LAING vs. LAING.*

 

[21 New Jersey Equity 248 (1870)]

 

[Reporter’s Summary:]

 

Improvidence and gross intemperance on the part of the husband and a failure to support his wife may justify her in leaving him, but do not amount to the extreme cruelty that would justify a divorce a mensa et thoro much less will they convert her leaving into a desertion by him, so as to entitle her to a divorce for it.

 

This cause was submitted on final hearing, upon the pleadings and proofs.

 

Mr. Clark, for complainant.

 

Mr. Magie, for defendant.

 

THE CHANCELLOR.

 

The complainant petitions for a divorce on account of the willful, continued, and obstinate desertion of her husband for more than three years. In August, 1866, she left the de­fendant, her husband, to whom she had been married for seventeen years, and has since lived apart from him. She alleges that she was compelled to leave him on account of his cruel treatment of her, of his continued intemperance, and because he provided no support for herself and her family.

 

It is claimed that such compulsory leaving, although the going away is her act, amounts to a desertion on the part of the husband.

 

It is a recognized principle, that when a husband treats his wife with such cruelty or violence that she is obliged to leave him for safety, or to avoid personal injury, this compulsory flight amounts to a desertion by him; and if he does not seek his wife, and try to persuade her to return with promises of amendment, that such absence, if continued for the requisite time, is a willful and obstinate desertion on his part.

 

But if she leaves him because he is intemperate, improvi­dent, fails to support her, or because his bad temper or intemperance makes her home disagreeable, this is not a desertion on his part. Habitual drunkenness is not, in this state, a ground of divorce. It would become such substan­tially, if the doctrine should be established that a wife might leave her husband for it, and then have a divorce on the ground that he deserted her. Even extreme cruelty is not a ground of divorce a vinculo; and a much less degree of cruelty would justify a divorce a mensa et thoro, than it would require to convert a leaving him by the wife, into a desertion by the husband. And to convert a leaving by the wife into a desertion by the husband, she must go away for her own safety, and to protect herself from his violence. The causes of divorce in this state are ample, and I feel no inclination to increase or extend them by judicial construc­tion.

 

The defendant was, no doubt, an intemperate and improvi­dent man, and in his fits of drunkenness did sometimes abuse, threaten and strike his wife. She had twice before left him on these accounts, remained away for a few months, and then returned to live with him, or received him with her. He once knocked her down, once pulled her hair, several times had pinched and pushed her; but he had in­flicted no serious injury, and after this treatment she had condoned it, and lived with him again. There does not appear to have been any new violence or cruelty, or threats of violence, that was the cause of her leaving.

-- Supplied material --
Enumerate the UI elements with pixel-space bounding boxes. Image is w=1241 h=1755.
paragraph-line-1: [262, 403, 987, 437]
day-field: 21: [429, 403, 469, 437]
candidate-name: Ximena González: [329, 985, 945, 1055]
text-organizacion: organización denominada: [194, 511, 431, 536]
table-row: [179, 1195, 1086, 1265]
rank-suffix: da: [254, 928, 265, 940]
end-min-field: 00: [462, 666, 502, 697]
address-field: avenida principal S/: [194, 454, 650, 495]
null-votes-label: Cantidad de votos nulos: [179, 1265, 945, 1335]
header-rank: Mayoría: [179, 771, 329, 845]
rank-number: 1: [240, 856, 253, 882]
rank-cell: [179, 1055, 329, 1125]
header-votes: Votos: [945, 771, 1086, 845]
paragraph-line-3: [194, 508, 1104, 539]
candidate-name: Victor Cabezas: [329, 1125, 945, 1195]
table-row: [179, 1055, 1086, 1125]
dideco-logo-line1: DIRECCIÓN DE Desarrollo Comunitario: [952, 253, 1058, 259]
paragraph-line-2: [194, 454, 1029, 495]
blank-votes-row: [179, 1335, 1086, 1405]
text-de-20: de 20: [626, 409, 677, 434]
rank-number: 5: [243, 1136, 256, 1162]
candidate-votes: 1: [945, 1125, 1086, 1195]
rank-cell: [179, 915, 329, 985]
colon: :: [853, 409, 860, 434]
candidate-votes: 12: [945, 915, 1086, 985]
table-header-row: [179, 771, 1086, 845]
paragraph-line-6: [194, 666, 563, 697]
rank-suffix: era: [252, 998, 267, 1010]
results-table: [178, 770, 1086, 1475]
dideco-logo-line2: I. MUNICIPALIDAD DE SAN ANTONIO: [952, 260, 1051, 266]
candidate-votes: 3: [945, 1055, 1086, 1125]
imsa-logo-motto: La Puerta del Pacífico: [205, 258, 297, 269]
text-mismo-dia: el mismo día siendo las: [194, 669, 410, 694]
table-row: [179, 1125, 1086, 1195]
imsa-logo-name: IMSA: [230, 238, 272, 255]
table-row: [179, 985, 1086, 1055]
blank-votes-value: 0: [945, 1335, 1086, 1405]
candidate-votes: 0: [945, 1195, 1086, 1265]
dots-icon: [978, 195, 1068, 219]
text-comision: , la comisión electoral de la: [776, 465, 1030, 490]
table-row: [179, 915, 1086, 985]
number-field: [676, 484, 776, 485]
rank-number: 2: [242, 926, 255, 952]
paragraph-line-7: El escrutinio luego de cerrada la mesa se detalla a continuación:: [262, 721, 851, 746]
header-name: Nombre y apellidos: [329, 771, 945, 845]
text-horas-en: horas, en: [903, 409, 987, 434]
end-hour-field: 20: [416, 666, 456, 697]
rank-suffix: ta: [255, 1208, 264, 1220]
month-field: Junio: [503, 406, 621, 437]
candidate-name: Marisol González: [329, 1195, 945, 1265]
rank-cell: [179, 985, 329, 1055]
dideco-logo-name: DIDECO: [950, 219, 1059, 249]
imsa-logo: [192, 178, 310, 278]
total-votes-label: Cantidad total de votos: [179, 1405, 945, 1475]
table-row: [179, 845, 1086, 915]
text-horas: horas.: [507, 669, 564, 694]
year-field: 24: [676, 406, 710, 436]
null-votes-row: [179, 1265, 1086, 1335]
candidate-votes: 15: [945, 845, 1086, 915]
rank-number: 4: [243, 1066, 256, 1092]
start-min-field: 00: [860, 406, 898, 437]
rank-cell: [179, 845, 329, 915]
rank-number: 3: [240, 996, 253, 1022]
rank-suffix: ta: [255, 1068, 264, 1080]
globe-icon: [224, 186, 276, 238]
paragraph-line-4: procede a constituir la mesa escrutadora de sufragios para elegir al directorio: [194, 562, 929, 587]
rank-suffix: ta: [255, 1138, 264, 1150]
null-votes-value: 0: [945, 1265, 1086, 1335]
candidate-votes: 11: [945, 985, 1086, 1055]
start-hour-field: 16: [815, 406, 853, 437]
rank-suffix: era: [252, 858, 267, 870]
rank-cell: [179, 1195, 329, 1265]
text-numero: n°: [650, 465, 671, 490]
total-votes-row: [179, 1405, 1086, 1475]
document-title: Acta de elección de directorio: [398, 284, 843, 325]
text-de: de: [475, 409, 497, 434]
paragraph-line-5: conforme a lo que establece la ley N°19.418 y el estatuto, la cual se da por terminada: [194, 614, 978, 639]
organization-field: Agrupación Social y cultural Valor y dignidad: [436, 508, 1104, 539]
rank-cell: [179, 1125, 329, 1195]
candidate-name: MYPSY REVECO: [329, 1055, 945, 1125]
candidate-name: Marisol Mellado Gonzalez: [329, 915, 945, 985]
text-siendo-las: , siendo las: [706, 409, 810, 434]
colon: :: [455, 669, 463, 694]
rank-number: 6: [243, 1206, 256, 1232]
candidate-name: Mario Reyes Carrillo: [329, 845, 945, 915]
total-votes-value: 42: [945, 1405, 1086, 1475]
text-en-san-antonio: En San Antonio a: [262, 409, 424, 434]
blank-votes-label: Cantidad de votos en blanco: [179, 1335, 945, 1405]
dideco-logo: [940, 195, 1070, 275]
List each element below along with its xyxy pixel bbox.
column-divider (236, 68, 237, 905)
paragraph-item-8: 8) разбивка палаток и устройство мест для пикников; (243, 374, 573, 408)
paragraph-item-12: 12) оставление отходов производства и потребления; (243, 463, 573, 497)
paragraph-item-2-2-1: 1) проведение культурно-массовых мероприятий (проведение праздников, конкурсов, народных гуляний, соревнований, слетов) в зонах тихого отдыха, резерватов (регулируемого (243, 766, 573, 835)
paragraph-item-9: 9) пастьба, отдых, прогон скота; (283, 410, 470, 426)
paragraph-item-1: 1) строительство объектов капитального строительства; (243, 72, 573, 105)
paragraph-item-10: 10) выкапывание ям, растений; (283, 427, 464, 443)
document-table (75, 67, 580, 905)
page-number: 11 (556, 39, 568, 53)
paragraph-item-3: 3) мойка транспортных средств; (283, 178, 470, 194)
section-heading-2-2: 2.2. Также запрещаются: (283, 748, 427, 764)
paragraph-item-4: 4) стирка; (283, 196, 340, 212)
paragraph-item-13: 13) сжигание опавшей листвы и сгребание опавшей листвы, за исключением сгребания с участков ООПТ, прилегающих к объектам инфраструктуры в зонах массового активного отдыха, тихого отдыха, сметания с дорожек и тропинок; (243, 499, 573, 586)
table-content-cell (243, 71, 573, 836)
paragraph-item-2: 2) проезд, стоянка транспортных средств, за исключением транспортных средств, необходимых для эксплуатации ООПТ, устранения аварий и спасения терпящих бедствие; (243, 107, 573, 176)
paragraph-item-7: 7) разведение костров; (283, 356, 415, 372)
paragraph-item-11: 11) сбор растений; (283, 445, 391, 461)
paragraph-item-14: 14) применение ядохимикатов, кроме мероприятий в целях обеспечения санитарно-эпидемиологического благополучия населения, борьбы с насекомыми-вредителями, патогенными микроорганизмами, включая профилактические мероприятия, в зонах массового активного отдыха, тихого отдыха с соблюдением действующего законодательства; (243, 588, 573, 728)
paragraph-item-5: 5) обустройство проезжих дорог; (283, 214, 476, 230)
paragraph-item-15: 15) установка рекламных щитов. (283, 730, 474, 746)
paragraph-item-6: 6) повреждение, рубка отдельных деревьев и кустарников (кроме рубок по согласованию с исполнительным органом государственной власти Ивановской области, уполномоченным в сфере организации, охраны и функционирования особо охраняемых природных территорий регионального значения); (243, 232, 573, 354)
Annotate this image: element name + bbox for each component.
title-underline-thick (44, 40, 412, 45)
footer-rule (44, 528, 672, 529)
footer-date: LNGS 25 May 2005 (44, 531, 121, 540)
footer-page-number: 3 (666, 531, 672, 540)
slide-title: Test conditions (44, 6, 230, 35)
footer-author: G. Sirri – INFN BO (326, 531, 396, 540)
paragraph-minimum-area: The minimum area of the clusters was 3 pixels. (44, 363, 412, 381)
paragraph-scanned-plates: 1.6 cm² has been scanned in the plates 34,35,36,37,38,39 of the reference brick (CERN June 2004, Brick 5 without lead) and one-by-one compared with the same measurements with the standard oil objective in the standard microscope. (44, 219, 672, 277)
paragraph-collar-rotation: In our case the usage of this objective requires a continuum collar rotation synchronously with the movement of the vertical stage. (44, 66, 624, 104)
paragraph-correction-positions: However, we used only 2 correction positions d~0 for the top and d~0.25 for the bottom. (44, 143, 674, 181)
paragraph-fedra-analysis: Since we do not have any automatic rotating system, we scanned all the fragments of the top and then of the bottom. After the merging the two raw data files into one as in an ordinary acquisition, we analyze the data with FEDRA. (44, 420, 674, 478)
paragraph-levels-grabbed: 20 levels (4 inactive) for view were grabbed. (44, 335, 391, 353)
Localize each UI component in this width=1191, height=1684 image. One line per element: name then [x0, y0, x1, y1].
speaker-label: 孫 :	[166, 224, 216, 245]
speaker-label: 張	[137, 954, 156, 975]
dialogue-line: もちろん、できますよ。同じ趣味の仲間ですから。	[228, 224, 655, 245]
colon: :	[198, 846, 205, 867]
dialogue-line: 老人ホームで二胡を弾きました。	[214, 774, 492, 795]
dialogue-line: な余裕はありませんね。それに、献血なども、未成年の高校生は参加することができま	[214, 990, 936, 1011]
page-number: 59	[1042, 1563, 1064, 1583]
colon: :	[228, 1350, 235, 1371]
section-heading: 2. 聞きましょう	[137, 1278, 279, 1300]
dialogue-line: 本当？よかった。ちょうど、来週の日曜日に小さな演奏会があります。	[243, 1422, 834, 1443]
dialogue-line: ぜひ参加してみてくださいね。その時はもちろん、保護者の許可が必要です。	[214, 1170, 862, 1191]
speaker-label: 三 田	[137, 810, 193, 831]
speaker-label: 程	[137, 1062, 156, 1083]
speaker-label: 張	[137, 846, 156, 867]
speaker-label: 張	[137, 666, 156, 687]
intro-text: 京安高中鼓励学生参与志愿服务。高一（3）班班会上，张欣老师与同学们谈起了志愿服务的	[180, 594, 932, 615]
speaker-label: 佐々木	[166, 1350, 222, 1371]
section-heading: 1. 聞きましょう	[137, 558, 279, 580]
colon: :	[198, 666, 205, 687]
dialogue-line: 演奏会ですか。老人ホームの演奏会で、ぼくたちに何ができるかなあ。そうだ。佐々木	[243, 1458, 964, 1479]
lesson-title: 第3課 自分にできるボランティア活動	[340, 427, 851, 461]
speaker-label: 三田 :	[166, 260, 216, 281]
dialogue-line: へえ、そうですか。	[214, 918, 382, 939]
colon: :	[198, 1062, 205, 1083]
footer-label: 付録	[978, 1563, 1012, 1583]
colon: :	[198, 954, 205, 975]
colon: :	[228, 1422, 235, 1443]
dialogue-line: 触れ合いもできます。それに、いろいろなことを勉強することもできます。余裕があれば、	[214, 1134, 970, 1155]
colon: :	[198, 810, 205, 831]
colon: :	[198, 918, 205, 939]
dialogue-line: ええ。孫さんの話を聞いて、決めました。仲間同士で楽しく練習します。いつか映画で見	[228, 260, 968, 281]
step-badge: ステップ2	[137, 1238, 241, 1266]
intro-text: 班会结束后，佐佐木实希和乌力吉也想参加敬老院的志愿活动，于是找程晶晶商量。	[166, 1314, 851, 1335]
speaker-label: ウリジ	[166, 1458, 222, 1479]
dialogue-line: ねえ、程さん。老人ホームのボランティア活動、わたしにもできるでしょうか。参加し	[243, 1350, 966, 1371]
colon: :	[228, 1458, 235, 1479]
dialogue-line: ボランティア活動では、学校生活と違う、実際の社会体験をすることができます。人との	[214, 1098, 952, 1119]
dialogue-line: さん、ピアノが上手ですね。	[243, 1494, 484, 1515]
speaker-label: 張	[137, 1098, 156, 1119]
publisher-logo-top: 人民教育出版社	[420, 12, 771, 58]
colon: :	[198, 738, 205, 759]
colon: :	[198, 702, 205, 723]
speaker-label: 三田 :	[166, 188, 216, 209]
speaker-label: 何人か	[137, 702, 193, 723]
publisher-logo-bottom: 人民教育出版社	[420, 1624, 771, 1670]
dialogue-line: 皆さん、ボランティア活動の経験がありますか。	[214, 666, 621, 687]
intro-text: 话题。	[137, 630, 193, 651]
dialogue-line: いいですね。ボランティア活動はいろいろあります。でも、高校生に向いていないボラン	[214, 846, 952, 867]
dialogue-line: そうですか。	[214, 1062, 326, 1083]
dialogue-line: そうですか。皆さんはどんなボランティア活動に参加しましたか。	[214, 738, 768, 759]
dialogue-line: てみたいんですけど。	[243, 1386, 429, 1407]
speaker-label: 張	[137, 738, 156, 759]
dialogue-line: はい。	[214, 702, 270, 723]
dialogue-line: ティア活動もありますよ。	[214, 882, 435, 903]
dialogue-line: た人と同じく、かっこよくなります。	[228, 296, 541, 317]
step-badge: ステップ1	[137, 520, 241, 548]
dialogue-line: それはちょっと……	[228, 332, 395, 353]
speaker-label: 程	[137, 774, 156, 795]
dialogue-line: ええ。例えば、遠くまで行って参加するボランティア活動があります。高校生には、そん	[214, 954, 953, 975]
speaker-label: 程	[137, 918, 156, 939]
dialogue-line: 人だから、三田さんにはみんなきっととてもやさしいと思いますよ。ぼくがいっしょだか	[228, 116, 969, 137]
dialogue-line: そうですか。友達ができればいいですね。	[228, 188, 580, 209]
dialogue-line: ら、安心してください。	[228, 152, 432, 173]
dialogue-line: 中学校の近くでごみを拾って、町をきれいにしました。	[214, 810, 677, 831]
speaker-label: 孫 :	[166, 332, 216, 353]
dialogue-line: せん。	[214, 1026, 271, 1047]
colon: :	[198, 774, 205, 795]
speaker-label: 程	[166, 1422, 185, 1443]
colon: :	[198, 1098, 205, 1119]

-- Task requirements --
(1) Copy the passage of the Laing v. Laing opinion from "THE CHANCELLOR." to "and her family.".
(2) According to the Laing v. Laing opinion, how long had the complainant been married to the defendant when she left him?

-- Answers to the tasks --
(1)
THE CHANCELLOR.

 

The complainant petitions for a divorce on account of the willful, continued, and obstinate desertion of her husband for more than three years. In August, 1866, she left the de­fendant, her husband, to whom she had been married for seventeen years, and has since lived apart from him. She alleges that she was compelled to leave him on account of his cruel treatment of her, of his continued intemperance, and because he provided no support for herself and her family.

(2) Seventeen years.